Problem to work on
Using the data below, tally the lines that include the string "name". Only the number is wanted.

"""

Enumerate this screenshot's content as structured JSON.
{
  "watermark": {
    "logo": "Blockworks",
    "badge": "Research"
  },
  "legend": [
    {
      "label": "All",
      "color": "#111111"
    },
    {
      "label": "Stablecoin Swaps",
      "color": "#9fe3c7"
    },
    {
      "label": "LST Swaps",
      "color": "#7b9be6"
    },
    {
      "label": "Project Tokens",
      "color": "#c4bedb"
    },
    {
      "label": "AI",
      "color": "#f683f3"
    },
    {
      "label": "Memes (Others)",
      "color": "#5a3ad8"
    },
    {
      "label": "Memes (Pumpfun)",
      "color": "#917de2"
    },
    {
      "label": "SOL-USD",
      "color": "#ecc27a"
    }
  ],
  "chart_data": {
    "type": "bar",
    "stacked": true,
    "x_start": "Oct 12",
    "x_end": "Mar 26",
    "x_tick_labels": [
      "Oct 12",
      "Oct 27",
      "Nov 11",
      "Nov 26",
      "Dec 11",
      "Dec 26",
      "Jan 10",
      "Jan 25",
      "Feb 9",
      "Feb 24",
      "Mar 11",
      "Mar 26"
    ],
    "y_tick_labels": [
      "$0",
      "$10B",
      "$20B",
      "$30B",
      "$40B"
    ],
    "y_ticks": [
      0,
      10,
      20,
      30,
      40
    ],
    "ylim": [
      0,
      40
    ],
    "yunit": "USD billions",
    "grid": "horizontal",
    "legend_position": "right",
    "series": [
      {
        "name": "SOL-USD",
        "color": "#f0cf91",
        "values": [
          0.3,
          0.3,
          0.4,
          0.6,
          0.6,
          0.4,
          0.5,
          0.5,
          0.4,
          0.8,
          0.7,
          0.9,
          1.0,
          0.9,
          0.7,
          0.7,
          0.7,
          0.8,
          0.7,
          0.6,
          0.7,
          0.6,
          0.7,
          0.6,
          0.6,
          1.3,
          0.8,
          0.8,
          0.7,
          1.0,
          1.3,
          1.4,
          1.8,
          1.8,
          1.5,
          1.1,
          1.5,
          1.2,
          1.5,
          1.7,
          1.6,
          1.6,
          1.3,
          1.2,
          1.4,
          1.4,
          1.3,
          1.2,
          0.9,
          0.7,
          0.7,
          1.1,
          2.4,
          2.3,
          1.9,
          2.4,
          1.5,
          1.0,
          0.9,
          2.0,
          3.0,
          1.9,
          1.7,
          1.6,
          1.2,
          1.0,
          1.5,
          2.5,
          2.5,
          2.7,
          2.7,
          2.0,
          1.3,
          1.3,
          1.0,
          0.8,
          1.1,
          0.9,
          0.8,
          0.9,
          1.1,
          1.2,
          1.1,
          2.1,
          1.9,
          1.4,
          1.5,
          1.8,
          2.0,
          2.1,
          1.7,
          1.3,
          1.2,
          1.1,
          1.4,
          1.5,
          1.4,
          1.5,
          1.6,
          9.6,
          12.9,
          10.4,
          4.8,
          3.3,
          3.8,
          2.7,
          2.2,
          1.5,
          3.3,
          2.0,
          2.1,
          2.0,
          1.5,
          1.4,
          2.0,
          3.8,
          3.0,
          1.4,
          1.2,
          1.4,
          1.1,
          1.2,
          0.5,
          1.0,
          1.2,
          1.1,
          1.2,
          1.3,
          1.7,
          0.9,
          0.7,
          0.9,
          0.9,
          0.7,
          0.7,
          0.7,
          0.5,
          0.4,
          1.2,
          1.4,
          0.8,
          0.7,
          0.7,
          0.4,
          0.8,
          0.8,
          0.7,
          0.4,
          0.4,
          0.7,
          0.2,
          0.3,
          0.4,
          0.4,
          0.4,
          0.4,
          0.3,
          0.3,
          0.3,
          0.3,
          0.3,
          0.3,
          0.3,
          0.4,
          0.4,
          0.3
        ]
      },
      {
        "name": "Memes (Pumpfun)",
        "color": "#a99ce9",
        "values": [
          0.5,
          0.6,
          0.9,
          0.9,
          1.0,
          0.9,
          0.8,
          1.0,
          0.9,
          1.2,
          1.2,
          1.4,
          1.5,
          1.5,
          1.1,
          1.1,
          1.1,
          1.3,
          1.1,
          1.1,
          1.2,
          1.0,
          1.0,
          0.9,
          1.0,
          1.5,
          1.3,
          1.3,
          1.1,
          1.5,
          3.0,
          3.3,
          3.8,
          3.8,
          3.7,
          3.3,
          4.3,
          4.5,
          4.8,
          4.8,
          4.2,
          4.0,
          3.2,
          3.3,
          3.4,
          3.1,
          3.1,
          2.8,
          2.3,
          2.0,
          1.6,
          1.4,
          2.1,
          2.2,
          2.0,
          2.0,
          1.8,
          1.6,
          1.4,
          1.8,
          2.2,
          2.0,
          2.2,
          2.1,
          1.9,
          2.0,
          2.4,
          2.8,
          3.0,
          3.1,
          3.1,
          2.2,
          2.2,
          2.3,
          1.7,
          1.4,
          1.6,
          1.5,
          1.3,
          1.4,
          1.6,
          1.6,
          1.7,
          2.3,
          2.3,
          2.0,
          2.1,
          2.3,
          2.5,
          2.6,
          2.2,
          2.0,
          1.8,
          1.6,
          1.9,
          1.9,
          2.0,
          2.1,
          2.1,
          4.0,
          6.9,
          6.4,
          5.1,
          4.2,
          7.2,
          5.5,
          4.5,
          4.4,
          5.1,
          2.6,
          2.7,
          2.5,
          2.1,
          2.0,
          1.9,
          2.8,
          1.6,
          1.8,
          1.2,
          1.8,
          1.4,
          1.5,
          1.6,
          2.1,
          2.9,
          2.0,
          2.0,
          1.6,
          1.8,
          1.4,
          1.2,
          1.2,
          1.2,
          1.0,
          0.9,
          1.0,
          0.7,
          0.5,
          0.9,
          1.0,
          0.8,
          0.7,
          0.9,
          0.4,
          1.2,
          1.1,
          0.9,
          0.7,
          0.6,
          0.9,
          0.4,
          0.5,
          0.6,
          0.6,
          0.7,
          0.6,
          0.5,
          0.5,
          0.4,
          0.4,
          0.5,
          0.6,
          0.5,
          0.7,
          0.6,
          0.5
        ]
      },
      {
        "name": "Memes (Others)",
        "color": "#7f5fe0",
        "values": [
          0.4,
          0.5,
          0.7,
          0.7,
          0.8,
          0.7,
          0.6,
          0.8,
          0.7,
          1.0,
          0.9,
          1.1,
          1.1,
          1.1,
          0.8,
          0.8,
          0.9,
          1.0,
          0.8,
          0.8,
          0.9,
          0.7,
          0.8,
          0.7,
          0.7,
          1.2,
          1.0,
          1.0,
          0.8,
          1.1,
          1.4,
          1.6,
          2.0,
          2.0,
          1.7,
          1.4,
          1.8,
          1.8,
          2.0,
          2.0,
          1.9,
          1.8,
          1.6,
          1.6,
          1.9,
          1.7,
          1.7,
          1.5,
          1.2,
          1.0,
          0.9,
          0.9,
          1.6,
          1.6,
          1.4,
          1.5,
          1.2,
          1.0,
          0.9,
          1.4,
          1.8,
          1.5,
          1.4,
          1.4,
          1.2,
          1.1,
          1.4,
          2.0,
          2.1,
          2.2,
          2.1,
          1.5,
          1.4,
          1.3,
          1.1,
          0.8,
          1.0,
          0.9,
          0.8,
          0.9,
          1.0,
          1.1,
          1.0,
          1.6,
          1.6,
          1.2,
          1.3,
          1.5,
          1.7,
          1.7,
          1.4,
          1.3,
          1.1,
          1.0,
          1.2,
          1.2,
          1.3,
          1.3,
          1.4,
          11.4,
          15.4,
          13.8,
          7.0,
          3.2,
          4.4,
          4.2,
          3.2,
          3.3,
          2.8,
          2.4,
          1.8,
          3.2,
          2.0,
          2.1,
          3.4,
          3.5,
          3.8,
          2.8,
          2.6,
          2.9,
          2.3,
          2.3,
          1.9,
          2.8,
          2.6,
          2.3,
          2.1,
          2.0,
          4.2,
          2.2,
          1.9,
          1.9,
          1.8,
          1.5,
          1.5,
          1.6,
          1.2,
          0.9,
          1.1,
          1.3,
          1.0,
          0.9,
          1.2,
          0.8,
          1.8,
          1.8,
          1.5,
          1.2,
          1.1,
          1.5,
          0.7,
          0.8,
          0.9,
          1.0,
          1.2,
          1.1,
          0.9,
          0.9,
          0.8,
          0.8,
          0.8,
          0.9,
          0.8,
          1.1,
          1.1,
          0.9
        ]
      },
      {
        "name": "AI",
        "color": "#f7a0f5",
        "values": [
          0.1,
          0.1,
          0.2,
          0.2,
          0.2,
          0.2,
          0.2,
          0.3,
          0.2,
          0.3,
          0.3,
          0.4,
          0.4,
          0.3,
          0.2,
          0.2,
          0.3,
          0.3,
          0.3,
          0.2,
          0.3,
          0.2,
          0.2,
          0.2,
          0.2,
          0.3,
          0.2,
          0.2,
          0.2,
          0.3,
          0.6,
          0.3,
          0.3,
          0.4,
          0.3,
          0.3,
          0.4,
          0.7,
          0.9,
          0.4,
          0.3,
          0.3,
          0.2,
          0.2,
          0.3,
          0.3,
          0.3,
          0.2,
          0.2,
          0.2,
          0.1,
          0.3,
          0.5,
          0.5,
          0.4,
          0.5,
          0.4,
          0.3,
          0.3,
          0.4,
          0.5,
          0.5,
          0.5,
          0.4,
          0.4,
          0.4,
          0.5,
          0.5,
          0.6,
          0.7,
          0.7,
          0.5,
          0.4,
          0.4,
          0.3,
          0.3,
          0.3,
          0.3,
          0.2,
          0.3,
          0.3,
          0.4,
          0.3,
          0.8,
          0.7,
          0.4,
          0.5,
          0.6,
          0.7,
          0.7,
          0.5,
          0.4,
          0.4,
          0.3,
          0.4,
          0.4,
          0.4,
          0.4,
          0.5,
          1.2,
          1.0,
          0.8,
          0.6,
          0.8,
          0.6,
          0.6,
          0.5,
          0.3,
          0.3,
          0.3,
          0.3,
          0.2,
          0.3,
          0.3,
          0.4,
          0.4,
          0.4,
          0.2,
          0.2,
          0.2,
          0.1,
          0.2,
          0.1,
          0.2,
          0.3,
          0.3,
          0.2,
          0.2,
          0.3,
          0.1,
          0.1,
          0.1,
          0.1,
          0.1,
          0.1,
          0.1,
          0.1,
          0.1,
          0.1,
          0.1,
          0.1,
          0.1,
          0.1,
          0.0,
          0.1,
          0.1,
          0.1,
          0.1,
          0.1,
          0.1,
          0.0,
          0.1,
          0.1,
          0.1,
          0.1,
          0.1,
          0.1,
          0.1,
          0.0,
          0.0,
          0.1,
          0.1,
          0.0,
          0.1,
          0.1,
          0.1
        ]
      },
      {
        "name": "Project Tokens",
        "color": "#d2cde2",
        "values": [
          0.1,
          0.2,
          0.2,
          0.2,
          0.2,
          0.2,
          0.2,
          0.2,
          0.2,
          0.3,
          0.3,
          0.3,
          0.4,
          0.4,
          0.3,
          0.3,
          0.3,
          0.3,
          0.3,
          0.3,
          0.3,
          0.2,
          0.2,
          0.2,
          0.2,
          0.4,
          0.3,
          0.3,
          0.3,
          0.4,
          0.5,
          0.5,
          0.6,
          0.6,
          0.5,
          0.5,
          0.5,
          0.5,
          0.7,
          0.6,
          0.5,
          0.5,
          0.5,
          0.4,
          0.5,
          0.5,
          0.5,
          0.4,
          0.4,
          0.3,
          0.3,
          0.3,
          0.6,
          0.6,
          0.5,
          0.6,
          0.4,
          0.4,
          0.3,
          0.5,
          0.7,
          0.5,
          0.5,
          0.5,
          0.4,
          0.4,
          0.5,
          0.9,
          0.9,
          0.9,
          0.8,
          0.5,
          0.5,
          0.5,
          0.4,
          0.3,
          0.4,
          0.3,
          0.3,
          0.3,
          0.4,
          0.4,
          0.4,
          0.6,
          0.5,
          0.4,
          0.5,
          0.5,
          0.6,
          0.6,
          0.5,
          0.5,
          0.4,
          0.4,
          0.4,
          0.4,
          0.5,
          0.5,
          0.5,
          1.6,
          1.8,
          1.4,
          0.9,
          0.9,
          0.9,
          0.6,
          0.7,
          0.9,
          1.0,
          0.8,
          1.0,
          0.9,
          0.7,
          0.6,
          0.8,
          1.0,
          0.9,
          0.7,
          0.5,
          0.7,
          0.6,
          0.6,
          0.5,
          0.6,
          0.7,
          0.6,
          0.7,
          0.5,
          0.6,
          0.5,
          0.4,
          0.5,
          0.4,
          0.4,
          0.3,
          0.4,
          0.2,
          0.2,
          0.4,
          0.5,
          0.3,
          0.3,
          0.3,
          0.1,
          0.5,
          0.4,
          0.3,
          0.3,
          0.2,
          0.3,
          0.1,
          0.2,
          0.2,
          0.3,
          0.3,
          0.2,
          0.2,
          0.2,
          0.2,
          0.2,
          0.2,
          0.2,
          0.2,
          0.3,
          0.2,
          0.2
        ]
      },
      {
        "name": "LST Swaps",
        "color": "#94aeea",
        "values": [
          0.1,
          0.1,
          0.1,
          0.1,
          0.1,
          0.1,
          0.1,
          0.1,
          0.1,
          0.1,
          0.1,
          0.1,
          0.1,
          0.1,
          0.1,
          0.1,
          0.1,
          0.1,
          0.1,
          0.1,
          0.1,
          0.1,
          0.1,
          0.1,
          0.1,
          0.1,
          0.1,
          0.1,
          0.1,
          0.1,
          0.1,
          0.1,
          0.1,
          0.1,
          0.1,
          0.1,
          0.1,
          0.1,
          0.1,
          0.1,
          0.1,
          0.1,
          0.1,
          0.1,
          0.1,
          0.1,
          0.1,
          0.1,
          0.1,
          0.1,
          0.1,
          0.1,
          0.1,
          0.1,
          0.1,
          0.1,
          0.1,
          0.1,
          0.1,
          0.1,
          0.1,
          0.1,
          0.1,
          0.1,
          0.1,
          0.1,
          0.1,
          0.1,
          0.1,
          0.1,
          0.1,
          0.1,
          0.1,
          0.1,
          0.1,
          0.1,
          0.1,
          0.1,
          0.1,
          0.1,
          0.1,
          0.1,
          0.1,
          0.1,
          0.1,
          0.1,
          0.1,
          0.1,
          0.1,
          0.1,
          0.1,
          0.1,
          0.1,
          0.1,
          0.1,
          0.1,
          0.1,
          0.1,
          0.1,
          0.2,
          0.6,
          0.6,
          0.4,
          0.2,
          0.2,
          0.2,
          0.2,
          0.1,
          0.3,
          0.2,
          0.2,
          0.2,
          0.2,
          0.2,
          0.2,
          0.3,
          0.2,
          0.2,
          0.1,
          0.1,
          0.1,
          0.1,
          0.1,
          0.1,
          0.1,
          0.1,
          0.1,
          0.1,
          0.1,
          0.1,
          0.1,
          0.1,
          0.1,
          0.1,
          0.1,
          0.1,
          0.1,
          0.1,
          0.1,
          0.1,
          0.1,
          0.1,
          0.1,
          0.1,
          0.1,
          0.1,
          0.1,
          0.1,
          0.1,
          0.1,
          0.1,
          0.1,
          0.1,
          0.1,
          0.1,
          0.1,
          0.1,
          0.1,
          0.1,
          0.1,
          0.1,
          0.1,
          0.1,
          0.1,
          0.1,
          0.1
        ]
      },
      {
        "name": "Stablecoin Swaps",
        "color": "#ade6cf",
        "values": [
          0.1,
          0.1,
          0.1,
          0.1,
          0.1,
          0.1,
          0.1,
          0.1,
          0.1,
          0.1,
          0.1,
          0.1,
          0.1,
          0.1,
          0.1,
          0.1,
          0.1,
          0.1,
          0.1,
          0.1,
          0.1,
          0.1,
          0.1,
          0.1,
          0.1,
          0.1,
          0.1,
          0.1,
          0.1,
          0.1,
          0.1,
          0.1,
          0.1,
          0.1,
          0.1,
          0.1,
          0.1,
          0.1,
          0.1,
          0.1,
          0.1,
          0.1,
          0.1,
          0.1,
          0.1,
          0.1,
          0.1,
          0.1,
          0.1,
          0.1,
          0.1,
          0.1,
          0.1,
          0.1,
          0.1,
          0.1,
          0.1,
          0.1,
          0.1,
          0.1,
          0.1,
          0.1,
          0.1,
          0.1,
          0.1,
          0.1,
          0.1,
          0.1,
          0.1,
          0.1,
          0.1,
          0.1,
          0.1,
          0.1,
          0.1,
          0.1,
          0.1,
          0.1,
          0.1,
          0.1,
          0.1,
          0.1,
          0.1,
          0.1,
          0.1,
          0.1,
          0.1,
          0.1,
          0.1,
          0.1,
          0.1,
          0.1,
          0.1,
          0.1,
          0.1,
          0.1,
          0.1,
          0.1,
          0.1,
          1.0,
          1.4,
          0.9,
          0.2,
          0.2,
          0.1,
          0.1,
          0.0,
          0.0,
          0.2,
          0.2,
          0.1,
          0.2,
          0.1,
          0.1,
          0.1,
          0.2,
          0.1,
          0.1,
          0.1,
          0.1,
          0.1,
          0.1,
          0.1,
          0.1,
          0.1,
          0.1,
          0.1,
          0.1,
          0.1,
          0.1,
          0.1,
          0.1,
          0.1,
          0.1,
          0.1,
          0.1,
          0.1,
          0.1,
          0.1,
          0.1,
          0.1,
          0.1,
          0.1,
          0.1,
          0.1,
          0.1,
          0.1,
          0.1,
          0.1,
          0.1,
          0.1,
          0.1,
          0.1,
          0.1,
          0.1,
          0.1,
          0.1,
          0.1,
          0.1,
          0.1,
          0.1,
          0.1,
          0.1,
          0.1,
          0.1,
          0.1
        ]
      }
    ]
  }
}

"""

Result for this exercise
7